▶ [THE REQUEST]:
Say only how many lines contain the word "screenshot".

▶ [WORKING DATA]:
================================

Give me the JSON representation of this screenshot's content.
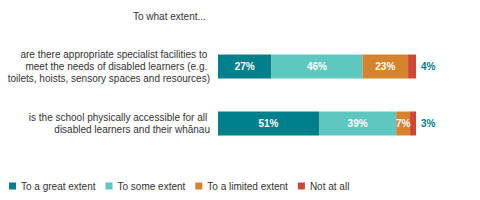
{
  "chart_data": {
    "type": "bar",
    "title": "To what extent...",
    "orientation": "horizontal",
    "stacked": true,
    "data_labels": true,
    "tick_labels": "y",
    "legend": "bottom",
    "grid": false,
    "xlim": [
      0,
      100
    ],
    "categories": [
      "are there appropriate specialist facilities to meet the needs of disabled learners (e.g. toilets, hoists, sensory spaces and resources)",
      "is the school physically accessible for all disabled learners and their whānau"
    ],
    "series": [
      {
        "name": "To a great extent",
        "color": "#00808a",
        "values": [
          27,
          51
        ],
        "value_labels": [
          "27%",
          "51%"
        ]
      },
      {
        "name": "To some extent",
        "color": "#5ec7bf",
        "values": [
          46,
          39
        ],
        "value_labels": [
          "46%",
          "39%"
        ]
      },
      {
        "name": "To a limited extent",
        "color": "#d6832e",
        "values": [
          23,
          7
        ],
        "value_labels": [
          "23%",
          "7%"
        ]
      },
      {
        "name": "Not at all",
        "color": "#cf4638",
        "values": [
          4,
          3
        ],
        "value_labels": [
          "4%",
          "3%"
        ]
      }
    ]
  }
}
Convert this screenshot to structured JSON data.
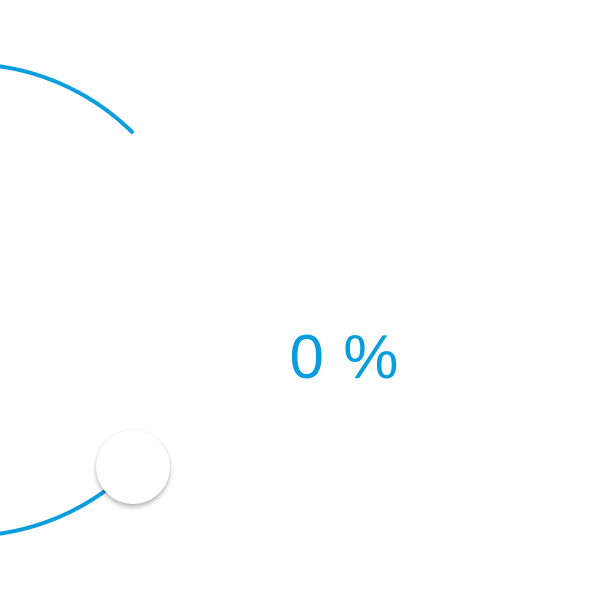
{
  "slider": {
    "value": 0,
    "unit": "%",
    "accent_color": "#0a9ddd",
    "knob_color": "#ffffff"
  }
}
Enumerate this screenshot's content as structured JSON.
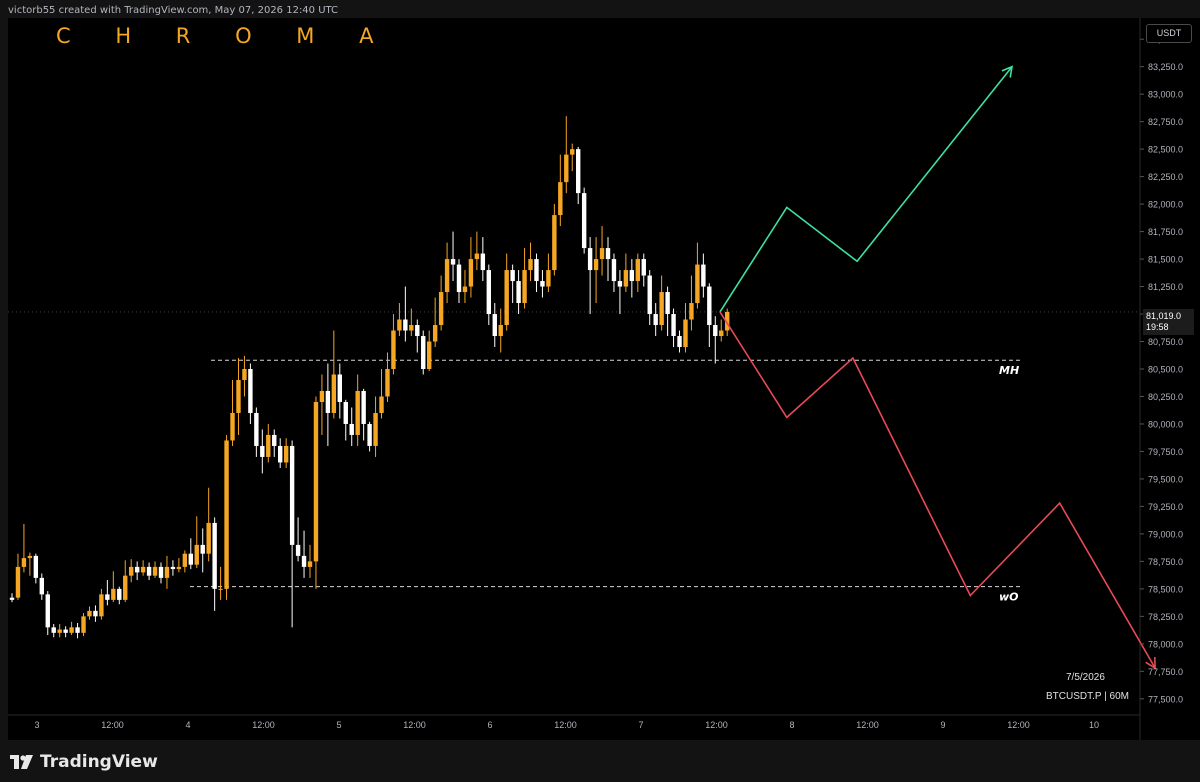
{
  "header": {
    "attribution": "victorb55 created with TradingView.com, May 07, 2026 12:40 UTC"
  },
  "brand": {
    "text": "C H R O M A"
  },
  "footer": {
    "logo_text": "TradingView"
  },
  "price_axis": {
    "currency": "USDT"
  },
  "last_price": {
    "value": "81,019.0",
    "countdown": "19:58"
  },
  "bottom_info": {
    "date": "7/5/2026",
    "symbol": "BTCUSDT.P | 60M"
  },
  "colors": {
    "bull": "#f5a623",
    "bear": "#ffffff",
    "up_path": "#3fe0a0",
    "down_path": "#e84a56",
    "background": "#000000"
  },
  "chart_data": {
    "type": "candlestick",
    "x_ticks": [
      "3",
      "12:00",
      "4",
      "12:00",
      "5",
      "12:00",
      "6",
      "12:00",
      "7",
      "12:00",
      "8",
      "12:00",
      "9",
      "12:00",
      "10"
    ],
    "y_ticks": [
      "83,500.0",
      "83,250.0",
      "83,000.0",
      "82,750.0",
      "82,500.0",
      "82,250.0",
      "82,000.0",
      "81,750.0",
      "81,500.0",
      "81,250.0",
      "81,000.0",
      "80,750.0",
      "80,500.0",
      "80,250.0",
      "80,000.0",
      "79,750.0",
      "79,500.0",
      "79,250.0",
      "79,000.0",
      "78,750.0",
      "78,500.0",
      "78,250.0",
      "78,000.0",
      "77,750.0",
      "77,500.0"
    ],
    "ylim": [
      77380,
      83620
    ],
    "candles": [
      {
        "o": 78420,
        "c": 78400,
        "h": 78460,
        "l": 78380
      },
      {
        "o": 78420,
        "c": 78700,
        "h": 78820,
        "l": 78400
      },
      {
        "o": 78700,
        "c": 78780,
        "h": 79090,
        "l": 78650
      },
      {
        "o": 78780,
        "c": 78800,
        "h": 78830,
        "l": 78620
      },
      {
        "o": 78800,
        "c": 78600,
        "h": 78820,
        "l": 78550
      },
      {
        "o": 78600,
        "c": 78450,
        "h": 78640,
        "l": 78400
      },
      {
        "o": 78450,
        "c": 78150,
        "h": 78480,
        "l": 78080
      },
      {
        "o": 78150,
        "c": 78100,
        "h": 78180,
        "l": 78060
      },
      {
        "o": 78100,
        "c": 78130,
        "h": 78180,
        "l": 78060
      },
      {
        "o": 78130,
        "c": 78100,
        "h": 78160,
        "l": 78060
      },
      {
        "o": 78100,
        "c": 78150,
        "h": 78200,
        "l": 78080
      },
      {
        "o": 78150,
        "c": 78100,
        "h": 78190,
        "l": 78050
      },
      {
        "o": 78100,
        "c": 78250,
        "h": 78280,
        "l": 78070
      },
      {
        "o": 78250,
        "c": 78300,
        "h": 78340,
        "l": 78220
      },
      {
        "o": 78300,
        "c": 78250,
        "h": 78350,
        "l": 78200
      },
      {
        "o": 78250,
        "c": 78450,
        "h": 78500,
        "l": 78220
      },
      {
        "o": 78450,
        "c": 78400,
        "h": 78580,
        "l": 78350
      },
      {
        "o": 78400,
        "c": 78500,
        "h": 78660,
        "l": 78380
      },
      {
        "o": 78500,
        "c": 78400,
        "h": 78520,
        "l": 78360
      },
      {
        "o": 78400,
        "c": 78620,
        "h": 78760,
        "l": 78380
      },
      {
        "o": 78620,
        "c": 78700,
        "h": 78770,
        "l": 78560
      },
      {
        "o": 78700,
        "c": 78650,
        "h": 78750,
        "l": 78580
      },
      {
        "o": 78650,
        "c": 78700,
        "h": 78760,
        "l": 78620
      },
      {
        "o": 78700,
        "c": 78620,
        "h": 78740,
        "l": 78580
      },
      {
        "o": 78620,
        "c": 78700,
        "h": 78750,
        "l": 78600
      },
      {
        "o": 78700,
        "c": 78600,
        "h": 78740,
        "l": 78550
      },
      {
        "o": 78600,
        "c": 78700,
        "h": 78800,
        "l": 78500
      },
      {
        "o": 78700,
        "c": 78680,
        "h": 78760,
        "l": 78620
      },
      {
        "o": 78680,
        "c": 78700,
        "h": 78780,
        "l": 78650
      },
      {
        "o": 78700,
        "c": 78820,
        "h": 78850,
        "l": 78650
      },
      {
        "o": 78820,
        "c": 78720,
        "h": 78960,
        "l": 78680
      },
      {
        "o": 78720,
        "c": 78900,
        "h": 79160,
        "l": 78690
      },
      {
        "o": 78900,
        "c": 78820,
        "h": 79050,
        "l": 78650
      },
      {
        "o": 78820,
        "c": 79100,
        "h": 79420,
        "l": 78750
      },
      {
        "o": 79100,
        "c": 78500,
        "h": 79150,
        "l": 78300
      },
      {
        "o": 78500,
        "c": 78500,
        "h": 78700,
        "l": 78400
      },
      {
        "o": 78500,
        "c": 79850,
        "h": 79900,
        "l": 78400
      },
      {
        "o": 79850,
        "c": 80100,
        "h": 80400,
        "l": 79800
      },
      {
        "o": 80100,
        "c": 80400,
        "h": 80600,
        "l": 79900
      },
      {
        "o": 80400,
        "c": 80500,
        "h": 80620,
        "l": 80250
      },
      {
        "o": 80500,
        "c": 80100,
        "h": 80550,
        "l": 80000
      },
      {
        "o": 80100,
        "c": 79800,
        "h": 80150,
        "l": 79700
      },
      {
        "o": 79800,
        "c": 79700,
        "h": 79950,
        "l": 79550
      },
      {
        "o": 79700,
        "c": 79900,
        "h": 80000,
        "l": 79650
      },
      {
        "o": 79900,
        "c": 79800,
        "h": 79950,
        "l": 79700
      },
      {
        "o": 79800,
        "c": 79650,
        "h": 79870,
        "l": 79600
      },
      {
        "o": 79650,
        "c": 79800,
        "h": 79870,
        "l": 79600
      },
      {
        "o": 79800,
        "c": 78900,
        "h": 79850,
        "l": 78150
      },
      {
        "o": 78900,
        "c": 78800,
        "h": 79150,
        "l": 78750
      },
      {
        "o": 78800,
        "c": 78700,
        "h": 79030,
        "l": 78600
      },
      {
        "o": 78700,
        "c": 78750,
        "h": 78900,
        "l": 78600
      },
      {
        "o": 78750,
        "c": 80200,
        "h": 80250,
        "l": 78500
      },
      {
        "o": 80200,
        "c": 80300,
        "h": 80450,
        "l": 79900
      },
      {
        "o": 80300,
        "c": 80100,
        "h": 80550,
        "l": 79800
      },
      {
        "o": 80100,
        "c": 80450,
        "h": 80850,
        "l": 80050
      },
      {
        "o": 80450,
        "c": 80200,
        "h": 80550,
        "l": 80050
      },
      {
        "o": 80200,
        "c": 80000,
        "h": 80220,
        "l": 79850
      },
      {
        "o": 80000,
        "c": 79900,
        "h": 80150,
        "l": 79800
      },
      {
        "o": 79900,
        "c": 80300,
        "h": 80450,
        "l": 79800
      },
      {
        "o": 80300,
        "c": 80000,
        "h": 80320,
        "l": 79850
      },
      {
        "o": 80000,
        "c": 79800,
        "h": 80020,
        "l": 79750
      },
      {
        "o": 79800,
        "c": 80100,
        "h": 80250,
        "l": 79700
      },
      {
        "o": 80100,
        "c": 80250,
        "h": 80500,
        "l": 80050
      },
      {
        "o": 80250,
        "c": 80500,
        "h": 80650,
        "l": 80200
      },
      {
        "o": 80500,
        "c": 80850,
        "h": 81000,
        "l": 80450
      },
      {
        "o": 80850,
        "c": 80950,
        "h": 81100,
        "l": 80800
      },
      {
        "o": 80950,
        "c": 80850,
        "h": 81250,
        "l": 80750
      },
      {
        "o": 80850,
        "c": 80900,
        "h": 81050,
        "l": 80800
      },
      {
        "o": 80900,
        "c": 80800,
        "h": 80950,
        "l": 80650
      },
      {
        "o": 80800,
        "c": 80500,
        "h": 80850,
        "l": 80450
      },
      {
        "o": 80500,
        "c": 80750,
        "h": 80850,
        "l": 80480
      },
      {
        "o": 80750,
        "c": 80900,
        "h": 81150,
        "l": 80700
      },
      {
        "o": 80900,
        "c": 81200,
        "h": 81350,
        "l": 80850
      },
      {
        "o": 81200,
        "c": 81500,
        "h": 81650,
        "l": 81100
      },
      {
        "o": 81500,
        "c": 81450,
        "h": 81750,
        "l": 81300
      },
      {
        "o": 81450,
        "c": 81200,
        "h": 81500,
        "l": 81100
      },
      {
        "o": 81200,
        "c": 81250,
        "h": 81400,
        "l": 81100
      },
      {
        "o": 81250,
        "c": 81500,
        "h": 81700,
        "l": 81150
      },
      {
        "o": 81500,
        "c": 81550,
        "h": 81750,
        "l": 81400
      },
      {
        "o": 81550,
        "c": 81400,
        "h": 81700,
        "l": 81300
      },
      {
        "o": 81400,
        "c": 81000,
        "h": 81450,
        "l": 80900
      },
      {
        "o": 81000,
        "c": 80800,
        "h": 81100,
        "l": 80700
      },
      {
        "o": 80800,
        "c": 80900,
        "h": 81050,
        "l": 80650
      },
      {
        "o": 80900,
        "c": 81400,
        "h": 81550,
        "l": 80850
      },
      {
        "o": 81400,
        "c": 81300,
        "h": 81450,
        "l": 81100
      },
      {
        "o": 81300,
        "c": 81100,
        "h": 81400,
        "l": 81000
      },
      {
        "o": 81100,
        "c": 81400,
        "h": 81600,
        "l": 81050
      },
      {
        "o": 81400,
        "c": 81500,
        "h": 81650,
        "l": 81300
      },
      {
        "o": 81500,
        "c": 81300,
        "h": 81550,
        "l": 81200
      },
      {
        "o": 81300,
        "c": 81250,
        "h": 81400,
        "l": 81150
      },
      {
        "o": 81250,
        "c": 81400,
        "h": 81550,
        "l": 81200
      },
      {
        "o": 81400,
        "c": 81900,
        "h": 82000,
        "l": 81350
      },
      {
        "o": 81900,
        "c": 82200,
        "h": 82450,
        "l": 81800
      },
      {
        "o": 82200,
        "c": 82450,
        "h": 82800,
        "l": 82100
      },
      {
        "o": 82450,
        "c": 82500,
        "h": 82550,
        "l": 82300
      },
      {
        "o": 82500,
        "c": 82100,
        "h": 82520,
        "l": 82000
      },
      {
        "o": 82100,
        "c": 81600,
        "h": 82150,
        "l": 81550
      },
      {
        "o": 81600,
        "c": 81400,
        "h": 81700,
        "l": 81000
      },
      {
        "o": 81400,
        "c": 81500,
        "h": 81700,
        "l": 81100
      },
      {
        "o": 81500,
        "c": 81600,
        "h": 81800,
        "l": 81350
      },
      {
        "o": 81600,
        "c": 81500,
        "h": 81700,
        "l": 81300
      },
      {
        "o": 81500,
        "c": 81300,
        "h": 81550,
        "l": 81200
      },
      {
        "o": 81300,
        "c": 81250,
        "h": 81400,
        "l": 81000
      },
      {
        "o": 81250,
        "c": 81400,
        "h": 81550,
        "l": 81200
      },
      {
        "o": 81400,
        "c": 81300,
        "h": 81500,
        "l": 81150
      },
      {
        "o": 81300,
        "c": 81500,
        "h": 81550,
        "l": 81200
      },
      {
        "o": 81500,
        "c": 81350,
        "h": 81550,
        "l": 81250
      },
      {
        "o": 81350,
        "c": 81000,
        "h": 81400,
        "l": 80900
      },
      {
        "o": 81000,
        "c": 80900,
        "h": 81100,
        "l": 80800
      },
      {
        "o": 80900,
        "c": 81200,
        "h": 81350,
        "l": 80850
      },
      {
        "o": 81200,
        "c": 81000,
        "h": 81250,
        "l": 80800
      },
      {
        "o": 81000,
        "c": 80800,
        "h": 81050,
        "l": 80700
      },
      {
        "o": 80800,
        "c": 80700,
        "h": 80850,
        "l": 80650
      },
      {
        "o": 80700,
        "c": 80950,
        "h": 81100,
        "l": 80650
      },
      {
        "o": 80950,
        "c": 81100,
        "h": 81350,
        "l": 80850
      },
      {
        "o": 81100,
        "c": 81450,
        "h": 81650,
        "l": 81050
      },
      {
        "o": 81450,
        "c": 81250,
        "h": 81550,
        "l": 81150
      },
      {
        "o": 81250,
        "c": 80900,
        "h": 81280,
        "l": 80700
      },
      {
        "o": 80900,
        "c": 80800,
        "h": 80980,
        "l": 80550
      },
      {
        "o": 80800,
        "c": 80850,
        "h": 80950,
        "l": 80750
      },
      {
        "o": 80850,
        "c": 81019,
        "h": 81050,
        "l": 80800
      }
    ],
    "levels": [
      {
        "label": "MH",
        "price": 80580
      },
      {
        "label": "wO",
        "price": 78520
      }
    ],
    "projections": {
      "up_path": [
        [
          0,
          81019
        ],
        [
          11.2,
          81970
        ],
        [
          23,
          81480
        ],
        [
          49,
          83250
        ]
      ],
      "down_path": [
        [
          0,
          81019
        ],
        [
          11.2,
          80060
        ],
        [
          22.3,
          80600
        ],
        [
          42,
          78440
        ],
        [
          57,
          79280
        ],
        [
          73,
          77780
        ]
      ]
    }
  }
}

================================

▶ [SOLUTION FOR THIS PROBLEM]:
3